Read through the records below and copy each line that uses the word "data".
-- Start --
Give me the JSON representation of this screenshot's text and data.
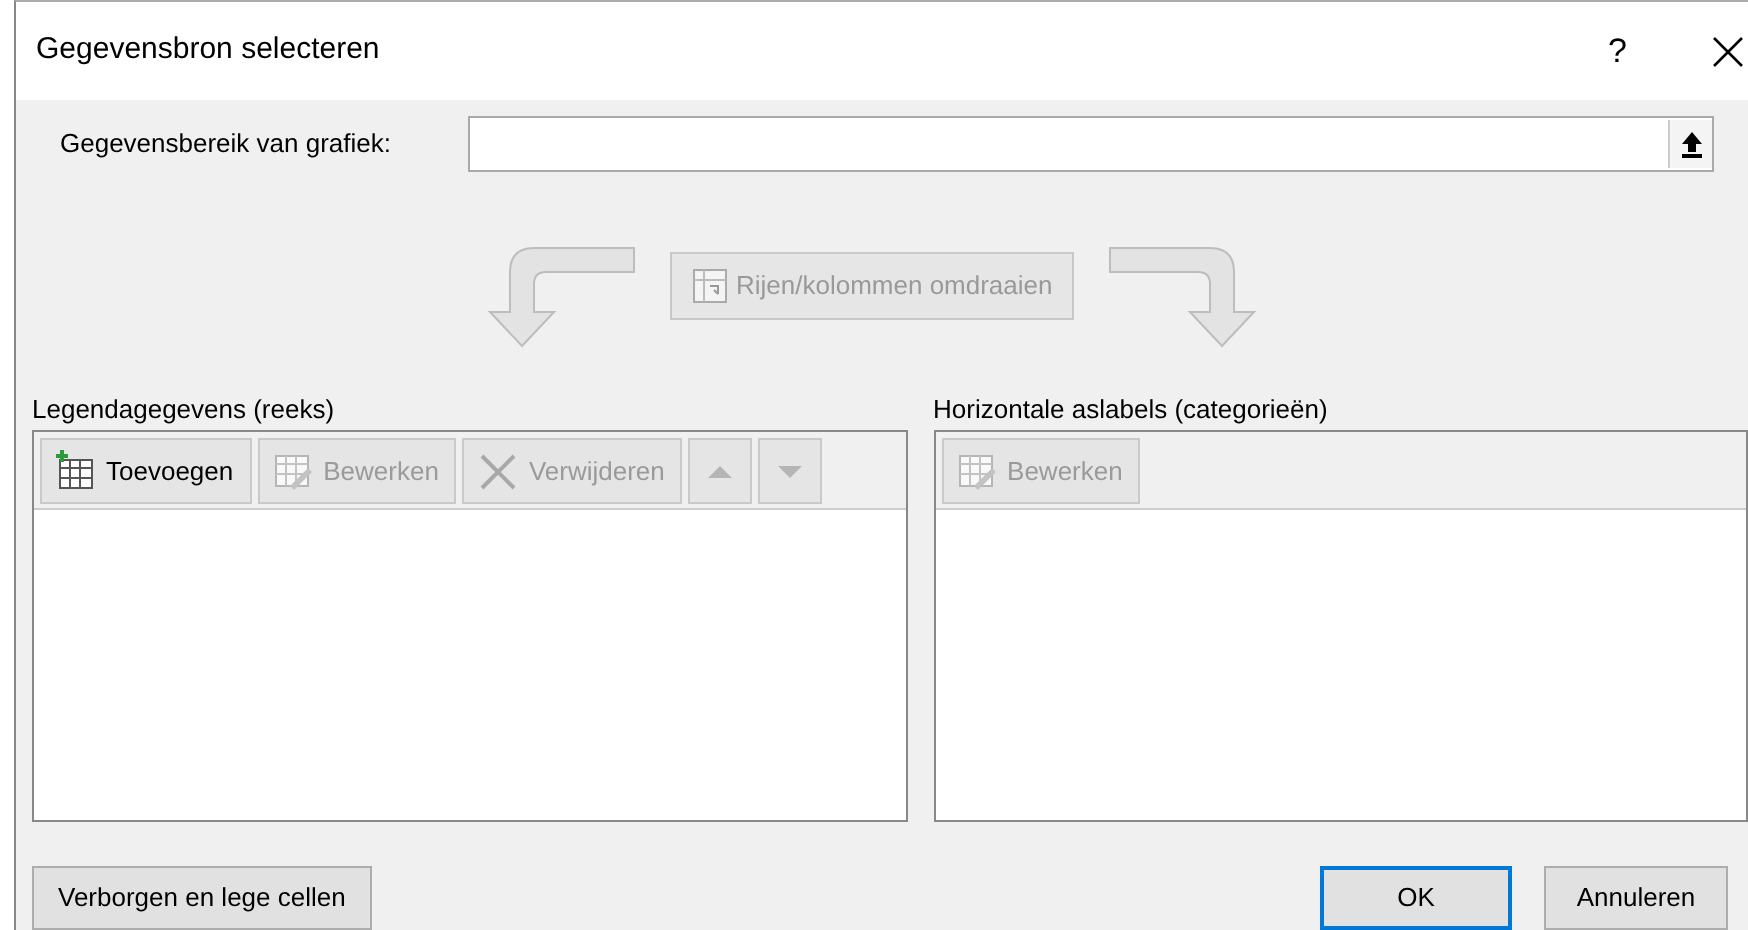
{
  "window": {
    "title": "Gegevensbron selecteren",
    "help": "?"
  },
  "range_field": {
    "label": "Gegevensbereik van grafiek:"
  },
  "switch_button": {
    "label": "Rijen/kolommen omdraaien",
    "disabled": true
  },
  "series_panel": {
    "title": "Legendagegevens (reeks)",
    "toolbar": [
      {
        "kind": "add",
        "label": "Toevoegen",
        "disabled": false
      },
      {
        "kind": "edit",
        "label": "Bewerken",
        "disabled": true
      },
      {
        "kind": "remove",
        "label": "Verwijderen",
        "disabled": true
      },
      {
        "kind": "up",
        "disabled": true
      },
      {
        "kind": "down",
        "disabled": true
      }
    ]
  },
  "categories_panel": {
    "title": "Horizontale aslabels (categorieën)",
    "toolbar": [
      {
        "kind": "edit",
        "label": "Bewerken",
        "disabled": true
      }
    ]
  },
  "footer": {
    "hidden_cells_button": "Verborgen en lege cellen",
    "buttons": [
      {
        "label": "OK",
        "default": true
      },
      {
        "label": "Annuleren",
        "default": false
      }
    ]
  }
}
-- End --
-- Start --
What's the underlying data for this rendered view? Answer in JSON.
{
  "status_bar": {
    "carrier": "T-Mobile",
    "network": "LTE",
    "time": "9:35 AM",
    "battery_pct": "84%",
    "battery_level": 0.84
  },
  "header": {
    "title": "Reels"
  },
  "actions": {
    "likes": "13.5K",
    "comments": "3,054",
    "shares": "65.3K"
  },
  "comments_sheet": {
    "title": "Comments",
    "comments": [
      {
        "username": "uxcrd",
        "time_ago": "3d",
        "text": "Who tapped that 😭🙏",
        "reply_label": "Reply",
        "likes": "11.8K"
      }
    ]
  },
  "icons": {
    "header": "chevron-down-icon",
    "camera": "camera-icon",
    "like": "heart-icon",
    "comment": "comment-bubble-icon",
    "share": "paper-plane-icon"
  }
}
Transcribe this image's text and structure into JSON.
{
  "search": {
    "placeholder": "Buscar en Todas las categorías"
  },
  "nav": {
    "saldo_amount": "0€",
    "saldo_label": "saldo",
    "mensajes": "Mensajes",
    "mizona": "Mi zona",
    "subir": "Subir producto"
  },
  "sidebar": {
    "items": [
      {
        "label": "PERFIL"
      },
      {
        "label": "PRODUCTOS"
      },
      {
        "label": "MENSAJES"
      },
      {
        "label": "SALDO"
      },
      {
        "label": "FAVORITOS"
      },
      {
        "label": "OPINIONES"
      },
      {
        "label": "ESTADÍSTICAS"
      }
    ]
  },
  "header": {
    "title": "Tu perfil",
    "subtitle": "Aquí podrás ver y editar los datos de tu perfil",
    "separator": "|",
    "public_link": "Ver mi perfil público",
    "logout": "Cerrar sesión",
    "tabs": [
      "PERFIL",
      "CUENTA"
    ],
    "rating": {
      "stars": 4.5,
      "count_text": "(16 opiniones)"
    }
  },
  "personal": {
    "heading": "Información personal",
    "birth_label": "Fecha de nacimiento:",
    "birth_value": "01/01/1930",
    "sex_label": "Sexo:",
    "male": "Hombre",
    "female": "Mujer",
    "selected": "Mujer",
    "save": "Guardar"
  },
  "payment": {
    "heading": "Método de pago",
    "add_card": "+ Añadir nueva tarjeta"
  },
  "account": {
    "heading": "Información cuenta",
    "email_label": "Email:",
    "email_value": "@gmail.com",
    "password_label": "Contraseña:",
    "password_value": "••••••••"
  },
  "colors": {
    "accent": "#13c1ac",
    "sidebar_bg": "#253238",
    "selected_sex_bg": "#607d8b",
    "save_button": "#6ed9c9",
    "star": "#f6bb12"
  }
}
-- End --
→ **Output**
Give me the JSON representation of this screenshot's text and data.
What's the underlying data for this rendered view? Answer in JSON.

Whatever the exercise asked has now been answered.